Directives:
a – In the passage on fictional spaceships, what powers the spaceship in Percy Greg's Across the Zodiac?
b – Reproduce the passage on fictional spaceships from the words "Entry updated 12" through the words "is hardly scientific.", without changing anything.

Text passage:
* * *

Entry updated 12 August 2018. Tagged: Theme.

The suggestion that people might one day travel to the Moon inside a flying machine was first put forward seriously by John Wilkins in 1638. There had been cosmic voyages prior to that date, and there were to be many more thereafter (see Fantastic Voyages; Space Flight), but few took the mechanics of the journey seriously enough to invest much imaginative effort in the design of credible vehicles. Edgar Allan Poe's "The Unparalleled Adventure of One Hans Pfaall" (June 1835 Southern Literary Messenger; rev 1840) has an afterword complaining about the failure of other writers to achieve verisimilitude, but Pfaall makes his journey by Balloon, and Poe's assumption of the continuity of the atmosphere – a full two centuries after Torricelli had concluded that the Earth's atmosphere could extend upwards for only a few miles – is hardly scientific.

Jules Verne's travellers in De la terre à la lune (1865; trans J K Hoyte as From the Earth to the Moon 1869) and its sequel, Autour de la lune (1870, both trans as From the Earth to the Moon 1873) use a projectile fired from a gun rather than a vessel, and most of those who followed in his footsteps treated their vessels as facilitating devices, inventing various jargon terms to signify mysterious forces of propulsion. Percy Greg's spaceship in Across the Zodiac (1880) is powered by Apergy; H G Wells invented the antigravitic "Cavorite" for The First Men in the Moon (1901); John Mastin's "airship" is borne into space by a "new gas" in The Stolen Planet (1905); and Garrett P Serviss's A Columbus of Space (January-June 1909 All-Story; rev 1911) employed an atomic powered "space-car". Because their means of propulsion were so often mysterious, spaceships in this period could easily assume the "perfect" spheroid shape of the heavenly bodies themselves; a notable example is in Robert Cromie's A Plunge into Space (1890). When not round or bullet-shaped they tended to resemble flying submarines.

* * *

Data listing:
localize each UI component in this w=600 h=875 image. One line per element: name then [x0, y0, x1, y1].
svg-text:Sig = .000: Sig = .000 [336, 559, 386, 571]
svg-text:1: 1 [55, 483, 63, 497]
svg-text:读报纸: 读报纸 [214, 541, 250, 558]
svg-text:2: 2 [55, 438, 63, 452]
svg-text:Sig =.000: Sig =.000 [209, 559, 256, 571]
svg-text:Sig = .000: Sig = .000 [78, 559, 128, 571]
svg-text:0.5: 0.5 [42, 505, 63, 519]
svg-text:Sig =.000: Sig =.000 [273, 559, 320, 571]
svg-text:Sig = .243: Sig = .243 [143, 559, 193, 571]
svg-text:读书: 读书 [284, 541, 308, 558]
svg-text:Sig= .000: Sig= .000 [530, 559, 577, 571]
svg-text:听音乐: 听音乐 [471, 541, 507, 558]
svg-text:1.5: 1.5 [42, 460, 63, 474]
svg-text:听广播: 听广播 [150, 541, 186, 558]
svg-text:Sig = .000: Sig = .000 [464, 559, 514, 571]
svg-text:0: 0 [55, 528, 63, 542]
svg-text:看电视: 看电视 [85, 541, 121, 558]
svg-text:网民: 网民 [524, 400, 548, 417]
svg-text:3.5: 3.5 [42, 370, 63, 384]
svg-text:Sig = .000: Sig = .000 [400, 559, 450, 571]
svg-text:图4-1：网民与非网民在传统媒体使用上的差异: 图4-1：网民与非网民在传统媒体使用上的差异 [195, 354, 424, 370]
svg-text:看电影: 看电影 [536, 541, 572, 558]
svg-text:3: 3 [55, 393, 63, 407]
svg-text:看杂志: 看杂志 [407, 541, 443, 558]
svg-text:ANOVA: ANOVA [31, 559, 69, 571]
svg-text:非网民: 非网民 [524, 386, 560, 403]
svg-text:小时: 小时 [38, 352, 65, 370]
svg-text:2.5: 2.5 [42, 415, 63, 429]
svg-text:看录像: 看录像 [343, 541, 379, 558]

* * *

Task responses:
a – Apergy

b –
Entry updated 12 August 2018. Tagged: Theme.

The suggestion that people might one day travel to the Moon inside a flying machine was first put forward seriously by John Wilkins in 1638. There had been cosmic voyages prior to that date, and there were to be many more thereafter (see Fantastic Voyages; Space Flight), but few took the mechanics of the journey seriously enough to invest much imaginative effort in the design of credible vehicles. Edgar Allan Poe's "The Unparalleled Adventure of One Hans Pfaall" (June 1835 Southern Literary Messenger; rev 1840) has an afterword complaining about the failure of other writers to achieve verisimilitude, but Pfaall makes his journey by Balloon, and Poe's assumption of the continuity of the atmosphere – a full two centuries after Torricelli had concluded that the Earth's atmosphere could extend upwards for only a few miles – is hardly scientific.